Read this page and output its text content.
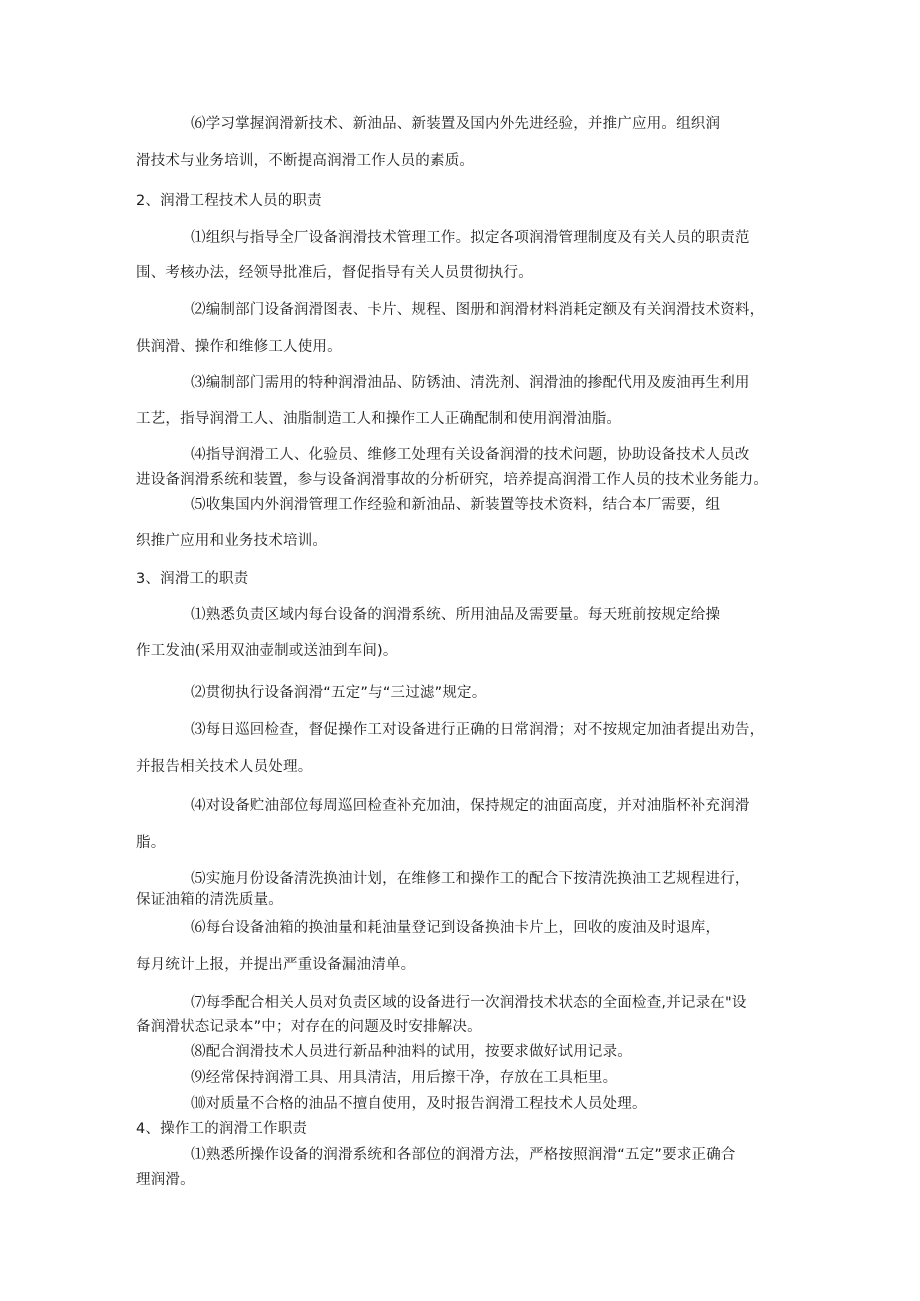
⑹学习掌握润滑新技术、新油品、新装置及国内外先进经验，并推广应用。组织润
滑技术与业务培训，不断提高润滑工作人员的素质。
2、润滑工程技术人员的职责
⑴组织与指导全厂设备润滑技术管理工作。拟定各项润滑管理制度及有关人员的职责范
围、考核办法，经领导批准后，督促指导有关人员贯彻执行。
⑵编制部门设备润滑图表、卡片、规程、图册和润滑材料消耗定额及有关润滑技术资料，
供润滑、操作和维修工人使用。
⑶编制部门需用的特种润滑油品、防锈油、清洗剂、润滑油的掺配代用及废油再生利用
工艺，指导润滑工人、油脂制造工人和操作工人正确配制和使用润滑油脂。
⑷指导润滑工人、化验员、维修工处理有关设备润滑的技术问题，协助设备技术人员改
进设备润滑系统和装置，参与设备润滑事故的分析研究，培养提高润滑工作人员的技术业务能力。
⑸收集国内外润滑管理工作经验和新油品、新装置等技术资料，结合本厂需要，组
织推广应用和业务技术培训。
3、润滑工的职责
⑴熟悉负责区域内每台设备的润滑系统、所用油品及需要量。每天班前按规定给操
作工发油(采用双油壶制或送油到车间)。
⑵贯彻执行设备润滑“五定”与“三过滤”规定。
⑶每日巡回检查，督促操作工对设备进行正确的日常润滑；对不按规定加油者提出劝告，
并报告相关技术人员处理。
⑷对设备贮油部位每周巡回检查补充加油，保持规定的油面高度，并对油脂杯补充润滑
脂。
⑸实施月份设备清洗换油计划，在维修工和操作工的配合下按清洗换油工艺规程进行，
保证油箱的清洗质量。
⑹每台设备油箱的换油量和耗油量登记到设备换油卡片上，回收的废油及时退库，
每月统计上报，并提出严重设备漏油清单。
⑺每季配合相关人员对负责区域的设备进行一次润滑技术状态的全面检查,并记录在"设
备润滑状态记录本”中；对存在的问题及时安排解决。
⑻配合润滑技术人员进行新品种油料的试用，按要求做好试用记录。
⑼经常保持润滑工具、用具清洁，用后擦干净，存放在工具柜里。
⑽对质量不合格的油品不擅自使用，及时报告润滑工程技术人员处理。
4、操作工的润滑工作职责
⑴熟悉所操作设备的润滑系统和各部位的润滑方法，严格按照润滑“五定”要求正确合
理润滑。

******

### WORK REQUIRED
Every line of the data should be copied as it stands, without the images.

### ANSWER TO THIS EXERCISE
Read this page and output its text content.
⑹学习掌握润滑新技术、新油品、新装置及国内外先进经验，并推广应用。组织润
滑技术与业务培训，不断提高润滑工作人员的素质。
2、润滑工程技术人员的职责
⑴组织与指导全厂设备润滑技术管理工作。拟定各项润滑管理制度及有关人员的职责范
围、考核办法，经领导批准后，督促指导有关人员贯彻执行。
⑵编制部门设备润滑图表、卡片、规程、图册和润滑材料消耗定额及有关润滑技术资料，
供润滑、操作和维修工人使用。
⑶编制部门需用的特种润滑油品、防锈油、清洗剂、润滑油的掺配代用及废油再生利用
工艺，指导润滑工人、油脂制造工人和操作工人正确配制和使用润滑油脂。
⑷指导润滑工人、化验员、维修工处理有关设备润滑的技术问题，协助设备技术人员改
进设备润滑系统和装置，参与设备润滑事故的分析研究，培养提高润滑工作人员的技术业务能力。
⑸收集国内外润滑管理工作经验和新油品、新装置等技术资料，结合本厂需要，组
织推广应用和业务技术培训。
3、润滑工的职责
⑴熟悉负责区域内每台设备的润滑系统、所用油品及需要量。每天班前按规定给操
作工发油(采用双油壶制或送油到车间)。
⑵贯彻执行设备润滑“五定”与“三过滤”规定。
⑶每日巡回检查，督促操作工对设备进行正确的日常润滑；对不按规定加油者提出劝告，
并报告相关技术人员处理。
⑷对设备贮油部位每周巡回检查补充加油，保持规定的油面高度，并对油脂杯补充润滑
脂。
⑸实施月份设备清洗换油计划，在维修工和操作工的配合下按清洗换油工艺规程进行，
保证油箱的清洗质量。
⑹每台设备油箱的换油量和耗油量登记到设备换油卡片上，回收的废油及时退库，
每月统计上报，并提出严重设备漏油清单。
⑺每季配合相关人员对负责区域的设备进行一次润滑技术状态的全面检查,并记录在"设
备润滑状态记录本”中；对存在的问题及时安排解决。
⑻配合润滑技术人员进行新品种油料的试用，按要求做好试用记录。
⑼经常保持润滑工具、用具清洁，用后擦干净，存放在工具柜里。
⑽对质量不合格的油品不擅自使用，及时报告润滑工程技术人员处理。
4、操作工的润滑工作职责
⑴熟悉所操作设备的润滑系统和各部位的润滑方法，严格按照润滑“五定”要求正确合
理润滑。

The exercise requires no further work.